PASSAGE TO READ:

§ §

Gnus development mailing list
 help / color / mirror / Atom feed
* on matching more naked URLs in articles
@ 2000-01-22 14:32 Steinar Bang
  2000-04-21 12:17 ` Lars Magne Ingebrigtsen
  0 siblings, 1 reply; 13+ messages in thread
From: Steinar Bang @ 2000-01-22 14:32 UTC (permalink / raw)


Before I waste time on it: has anyone looked into changing
gnus-button-url-regexp into matching naked URLs without a protocol
field?  Ie. URLs like dodrt.dod.no, vvv.no, imdb.com etc.

And is there a way to getting the changed gnus-button-url-regexp into
gnus-button-alist without restarting Gnus?  (I suspect that ever
longer and more cryptic regexps require quick cycles of changing and
trying)

Todays gnus-button-url-regexp is 
 "\\b\\(s?https?\\|ftp\\|file\\|gopher\\|news\\|telnet\\|wais\\|mailto\\):\\(//[-a-zA-Z0-9_.]+:[0-9]*\\)?\\([-a-zA-Z0-9_=!?#$@~`%&*+|\\/:;.,]\\|\\w\\)+\\([-a-zA-Z0-9_=#$@~`%&*+|\\/]\\|\\w\\)"

§ §

EXERCISE INPUTS:
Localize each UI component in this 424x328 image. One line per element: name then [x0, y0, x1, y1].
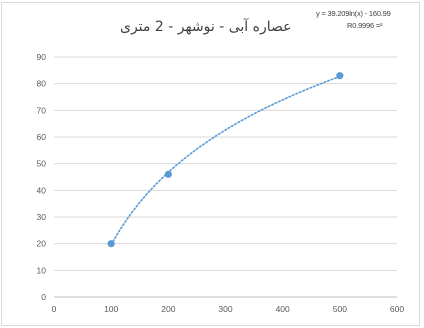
y-tick-label: 50: [37, 159, 47, 169]
x-tick-label: 400: [276, 304, 290, 314]
trendline-path: [110, 75, 341, 246]
trendline-r-squared: R0.9996 =²: [347, 21, 383, 30]
y-tick-label: 0: [41, 292, 46, 302]
data-points: [107, 72, 344, 248]
x-tick-label: 600: [390, 304, 404, 314]
y-tick-label: 80: [37, 79, 47, 89]
y-tick-label: 40: [37, 185, 47, 195]
y-tick-label: 90: [37, 52, 47, 62]
y-tick-label: 70: [37, 105, 47, 115]
x-tick-label: 200: [161, 304, 175, 314]
trendline-equation: y = 39.209ln(x) - 160.99: [316, 9, 391, 18]
y-tick-label: 60: [37, 132, 47, 142]
tick-labels: 0 10 20 30 40 50 60 70 80 90 0 100 200 300 400 500 600: [37, 52, 405, 314]
data-point: [164, 170, 172, 178]
y-tick-label: 10: [37, 265, 47, 275]
x-tick-label: 500: [333, 304, 347, 314]
gridlines: [54, 56, 397, 271]
data-point: [336, 72, 344, 80]
chart-title: عصاره آبی - نوشهر - 2 متری: [120, 19, 292, 35]
x-tick-label: 0: [52, 304, 57, 314]
trendline: [110, 75, 341, 246]
x-tick-label: 100: [104, 304, 118, 314]
x-tick-label: 300: [218, 304, 232, 314]
data-point: [107, 240, 115, 248]
y-tick-label: 30: [37, 212, 47, 222]
y-tick-label: 20: [37, 239, 47, 249]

§ §

TASK LIST:
[A] List the example URLs without a protocol field that the mailing list post gives.
[B] Output the lines of the listing from the one holding "y-tick-label: 50: [37, 159, 47, 169]" through the one holding "x-tick-label: 100: [104, 304, 118, 314]", inclusive.
The mailing list post and the listing are unrelated material.

PER-TASK OUTPUTS:
[A] dodrt.dod.no, vvv.no, imdb.com

[B]
y-tick-label: 50: [37, 159, 47, 169]
x-tick-label: 400: [276, 304, 290, 314]
trendline-path: [110, 75, 341, 246]
trendline-r-squared: R0.9996 =²: [347, 21, 383, 30]
y-tick-label: 0: [41, 292, 46, 302]
data-points: [107, 72, 344, 248]
x-tick-label: 600: [390, 304, 404, 314]
y-tick-label: 80: [37, 79, 47, 89]
y-tick-label: 40: [37, 185, 47, 195]
y-tick-label: 90: [37, 52, 47, 62]
y-tick-label: 70: [37, 105, 47, 115]
x-tick-label: 200: [161, 304, 175, 314]
trendline-equation: y = 39.209ln(x) - 160.99: [316, 9, 391, 18]
y-tick-label: 60: [37, 132, 47, 142]
tick-labels: 0 10 20 30 40 50 60 70 80 90 0 100 200 300 400 500 600: [37, 52, 405, 314]
data-point: [164, 170, 172, 178]
y-tick-label: 10: [37, 265, 47, 275]
x-tick-label: 500: [333, 304, 347, 314]
gridlines: [54, 56, 397, 271]
data-point: [336, 72, 344, 80]
chart-title: عصاره آبی - نوشهر - 2 متری: [120, 19, 292, 35]
x-tick-label: 0: [52, 304, 57, 314]
trendline: [110, 75, 341, 246]
x-tick-label: 100: [104, 304, 118, 314]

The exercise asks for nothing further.